Exactly reproduce each entry, leaving out nothing.

══════════

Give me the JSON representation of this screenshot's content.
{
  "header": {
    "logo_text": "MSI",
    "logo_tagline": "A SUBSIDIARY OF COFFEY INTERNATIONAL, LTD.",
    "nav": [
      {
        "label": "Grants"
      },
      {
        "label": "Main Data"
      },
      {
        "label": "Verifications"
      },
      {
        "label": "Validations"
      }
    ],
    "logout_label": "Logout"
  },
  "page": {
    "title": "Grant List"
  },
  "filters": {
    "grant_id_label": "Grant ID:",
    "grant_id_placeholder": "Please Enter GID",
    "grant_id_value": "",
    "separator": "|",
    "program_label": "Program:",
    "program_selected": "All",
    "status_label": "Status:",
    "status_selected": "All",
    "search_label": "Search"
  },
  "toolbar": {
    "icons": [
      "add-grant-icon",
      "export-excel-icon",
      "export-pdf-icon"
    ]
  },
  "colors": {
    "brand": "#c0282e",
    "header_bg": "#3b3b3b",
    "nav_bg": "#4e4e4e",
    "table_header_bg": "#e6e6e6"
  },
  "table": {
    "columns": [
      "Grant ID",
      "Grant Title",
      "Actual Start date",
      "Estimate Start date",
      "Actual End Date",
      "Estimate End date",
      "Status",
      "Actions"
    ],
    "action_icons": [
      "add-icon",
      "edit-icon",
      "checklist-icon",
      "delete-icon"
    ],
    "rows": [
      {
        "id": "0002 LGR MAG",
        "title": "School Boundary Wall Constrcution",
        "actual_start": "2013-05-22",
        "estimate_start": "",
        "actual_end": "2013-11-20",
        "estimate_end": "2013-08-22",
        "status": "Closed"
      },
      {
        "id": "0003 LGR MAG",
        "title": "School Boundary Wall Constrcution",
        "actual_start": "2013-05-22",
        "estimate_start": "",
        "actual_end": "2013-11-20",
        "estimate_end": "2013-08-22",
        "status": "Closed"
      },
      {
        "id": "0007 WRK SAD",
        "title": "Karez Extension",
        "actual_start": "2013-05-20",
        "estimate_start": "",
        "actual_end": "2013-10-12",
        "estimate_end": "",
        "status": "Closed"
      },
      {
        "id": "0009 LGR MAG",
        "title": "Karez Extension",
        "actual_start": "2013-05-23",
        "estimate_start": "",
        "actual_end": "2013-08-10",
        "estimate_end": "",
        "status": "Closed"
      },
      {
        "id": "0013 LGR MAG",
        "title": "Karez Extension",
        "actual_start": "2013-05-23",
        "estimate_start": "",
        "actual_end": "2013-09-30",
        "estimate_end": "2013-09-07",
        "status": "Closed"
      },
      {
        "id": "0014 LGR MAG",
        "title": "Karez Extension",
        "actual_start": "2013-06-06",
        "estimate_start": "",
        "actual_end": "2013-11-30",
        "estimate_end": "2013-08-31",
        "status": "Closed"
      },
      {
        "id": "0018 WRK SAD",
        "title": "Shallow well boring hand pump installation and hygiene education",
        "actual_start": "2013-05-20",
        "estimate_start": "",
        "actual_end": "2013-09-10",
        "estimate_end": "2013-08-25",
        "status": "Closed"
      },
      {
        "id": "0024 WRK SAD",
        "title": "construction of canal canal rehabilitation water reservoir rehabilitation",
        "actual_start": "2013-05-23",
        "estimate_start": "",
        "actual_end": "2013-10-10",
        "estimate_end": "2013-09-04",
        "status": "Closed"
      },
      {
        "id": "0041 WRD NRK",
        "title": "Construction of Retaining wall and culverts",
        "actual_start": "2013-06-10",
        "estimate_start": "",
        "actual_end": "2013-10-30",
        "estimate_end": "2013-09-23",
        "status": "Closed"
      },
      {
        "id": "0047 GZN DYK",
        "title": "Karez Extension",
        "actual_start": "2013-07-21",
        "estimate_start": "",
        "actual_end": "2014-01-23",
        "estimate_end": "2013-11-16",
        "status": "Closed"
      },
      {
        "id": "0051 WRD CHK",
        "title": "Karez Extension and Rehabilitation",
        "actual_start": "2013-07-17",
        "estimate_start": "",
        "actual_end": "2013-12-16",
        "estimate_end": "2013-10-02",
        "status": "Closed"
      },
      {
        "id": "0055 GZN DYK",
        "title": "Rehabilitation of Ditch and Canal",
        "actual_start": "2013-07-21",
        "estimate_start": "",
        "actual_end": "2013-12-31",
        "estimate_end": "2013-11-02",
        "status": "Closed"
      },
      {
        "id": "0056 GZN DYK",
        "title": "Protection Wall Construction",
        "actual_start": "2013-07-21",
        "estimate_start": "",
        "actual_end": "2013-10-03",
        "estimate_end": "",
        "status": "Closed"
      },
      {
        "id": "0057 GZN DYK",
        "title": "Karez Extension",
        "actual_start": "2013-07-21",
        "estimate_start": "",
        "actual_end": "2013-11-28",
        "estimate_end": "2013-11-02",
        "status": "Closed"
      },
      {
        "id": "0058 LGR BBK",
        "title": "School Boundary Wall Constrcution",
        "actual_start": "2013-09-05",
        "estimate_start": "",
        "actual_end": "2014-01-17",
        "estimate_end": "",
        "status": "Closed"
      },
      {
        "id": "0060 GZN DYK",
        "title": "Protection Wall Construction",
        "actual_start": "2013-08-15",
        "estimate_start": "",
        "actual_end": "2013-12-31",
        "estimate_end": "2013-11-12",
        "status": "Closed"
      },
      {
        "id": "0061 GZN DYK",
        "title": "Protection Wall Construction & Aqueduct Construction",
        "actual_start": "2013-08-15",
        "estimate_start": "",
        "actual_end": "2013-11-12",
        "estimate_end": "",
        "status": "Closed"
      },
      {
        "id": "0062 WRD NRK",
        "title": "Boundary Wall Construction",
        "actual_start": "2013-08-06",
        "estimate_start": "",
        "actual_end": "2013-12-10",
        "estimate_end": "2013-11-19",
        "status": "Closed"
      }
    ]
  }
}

══════════

> [FINISHED TASK]
Give me the JSON representation of this screenshot's content.
{
  "header": {
    "logo_text": "MSI",
    "logo_tagline": "A SUBSIDIARY OF COFFEY INTERNATIONAL, LTD.",
    "nav": [
      {
        "label": "Grants"
      },
      {
        "label": "Main Data"
      },
      {
        "label": "Verifications"
      },
      {
        "label": "Validations"
      }
    ],
    "logout_label": "Logout"
  },
  "page": {
    "title": "Grant List"
  },
  "filters": {
    "grant_id_label": "Grant ID:",
    "grant_id_placeholder": "Please Enter GID",
    "grant_id_value": "",
    "separator": "|",
    "program_label": "Program:",
    "program_selected": "All",
    "status_label": "Status:",
    "status_selected": "All",
    "search_label": "Search"
  },
  "toolbar": {
    "icons": [
      "add-grant-icon",
      "export-excel-icon",
      "export-pdf-icon"
    ]
  },
  "colors": {
    "brand": "#c0282e",
    "header_bg": "#3b3b3b",
    "nav_bg": "#4e4e4e",
    "table_header_bg": "#e6e6e6"
  },
  "table": {
    "columns": [
      "Grant ID",
      "Grant Title",
      "Actual Start date",
      "Estimate Start date",
      "Actual End Date",
      "Estimate End date",
      "Status",
      "Actions"
    ],
    "action_icons": [
      "add-icon",
      "edit-icon",
      "checklist-icon",
      "delete-icon"
    ],
    "rows": [
      {
        "id": "0002 LGR MAG",
        "title": "School Boundary Wall Constrcution",
        "actual_start": "2013-05-22",
        "estimate_start": "",
        "actual_end": "2013-11-20",
        "estimate_end": "2013-08-22",
        "status": "Closed"
      },
      {
        "id": "0003 LGR MAG",
        "title": "School Boundary Wall Constrcution",
        "actual_start": "2013-05-22",
        "estimate_start": "",
        "actual_end": "2013-11-20",
        "estimate_end": "2013-08-22",
        "status": "Closed"
      },
      {
        "id": "0007 WRK SAD",
        "title": "Karez Extension",
        "actual_start": "2013-05-20",
        "estimate_start": "",
        "actual_end": "2013-10-12",
        "estimate_end": "",
        "status": "Closed"
      },
      {
        "id": "0009 LGR MAG",
        "title": "Karez Extension",
        "actual_start": "2013-05-23",
        "estimate_start": "",
        "actual_end": "2013-08-10",
        "estimate_end": "",
        "status": "Closed"
      },
      {
        "id": "0013 LGR MAG",
        "title": "Karez Extension",
        "actual_start": "2013-05-23",
        "estimate_start": "",
        "actual_end": "2013-09-30",
        "estimate_end": "2013-09-07",
        "status": "Closed"
      },
      {
        "id": "0014 LGR MAG",
        "title": "Karez Extension",
        "actual_start": "2013-06-06",
        "estimate_start": "",
        "actual_end": "2013-11-30",
        "estimate_end": "2013-08-31",
        "status": "Closed"
      },
      {
        "id": "0018 WRK SAD",
        "title": "Shallow well boring hand pump installation and hygiene education",
        "actual_start": "2013-05-20",
        "estimate_start": "",
        "actual_end": "2013-09-10",
        "estimate_end": "2013-08-25",
        "status": "Closed"
      },
      {
        "id": "0024 WRK SAD",
        "title": "construction of canal canal rehabilitation water reservoir rehabilitation",
        "actual_start": "2013-05-23",
        "estimate_start": "",
        "actual_end": "2013-10-10",
        "estimate_end": "2013-09-04",
        "status": "Closed"
      },
      {
        "id": "0041 WRD NRK",
        "title": "Construction of Retaining wall and culverts",
        "actual_start": "2013-06-10",
        "estimate_start": "",
        "actual_end": "2013-10-30",
        "estimate_end": "2013-09-23",
        "status": "Closed"
      },
      {
        "id": "0047 GZN DYK",
        "title": "Karez Extension",
        "actual_start": "2013-07-21",
        "estimate_start": "",
        "actual_end": "2014-01-23",
        "estimate_end": "2013-11-16",
        "status": "Closed"
      },
      {
        "id": "0051 WRD CHK",
        "title": "Karez Extension and Rehabilitation",
        "actual_start": "2013-07-17",
        "estimate_start": "",
        "actual_end": "2013-12-16",
        "estimate_end": "2013-10-02",
        "status": "Closed"
      },
      {
        "id": "0055 GZN DYK",
        "title": "Rehabilitation of Ditch and Canal",
        "actual_start": "2013-07-21",
        "estimate_start": "",
        "actual_end": "2013-12-31",
        "estimate_end": "2013-11-02",
        "status": "Closed"
      },
      {
        "id": "0056 GZN DYK",
        "title": "Protection Wall Construction",
        "actual_start": "2013-07-21",
        "estimate_start": "",
        "actual_end": "2013-10-03",
        "estimate_end": "",
        "status": "Closed"
      },
      {
        "id": "0057 GZN DYK",
        "title": "Karez Extension",
        "actual_start": "2013-07-21",
        "estimate_start": "",
        "actual_end": "2013-11-28",
        "estimate_end": "2013-11-02",
        "status": "Closed"
      },
      {
        "id": "0058 LGR BBK",
        "title": "School Boundary Wall Constrcution",
        "actual_start": "2013-09-05",
        "estimate_start": "",
        "actual_end": "2014-01-17",
        "estimate_end": "",
        "status": "Closed"
      },
      {
        "id": "0060 GZN DYK",
        "title": "Protection Wall Construction",
        "actual_start": "2013-08-15",
        "estimate_start": "",
        "actual_end": "2013-12-31",
        "estimate_end": "2013-11-12",
        "status": "Closed"
      },
      {
        "id": "0061 GZN DYK",
        "title": "Protection Wall Construction & Aqueduct Construction",
        "actual_start": "2013-08-15",
        "estimate_start": "",
        "actual_end": "2013-11-12",
        "estimate_end": "",
        "status": "Closed"
      },
      {
        "id": "0062 WRD NRK",
        "title": "Boundary Wall Construction",
        "actual_start": "2013-08-06",
        "estimate_start": "",
        "actual_end": "2013-12-10",
        "estimate_end": "2013-11-19",
        "status": "Closed"
      }
    ]
  }
}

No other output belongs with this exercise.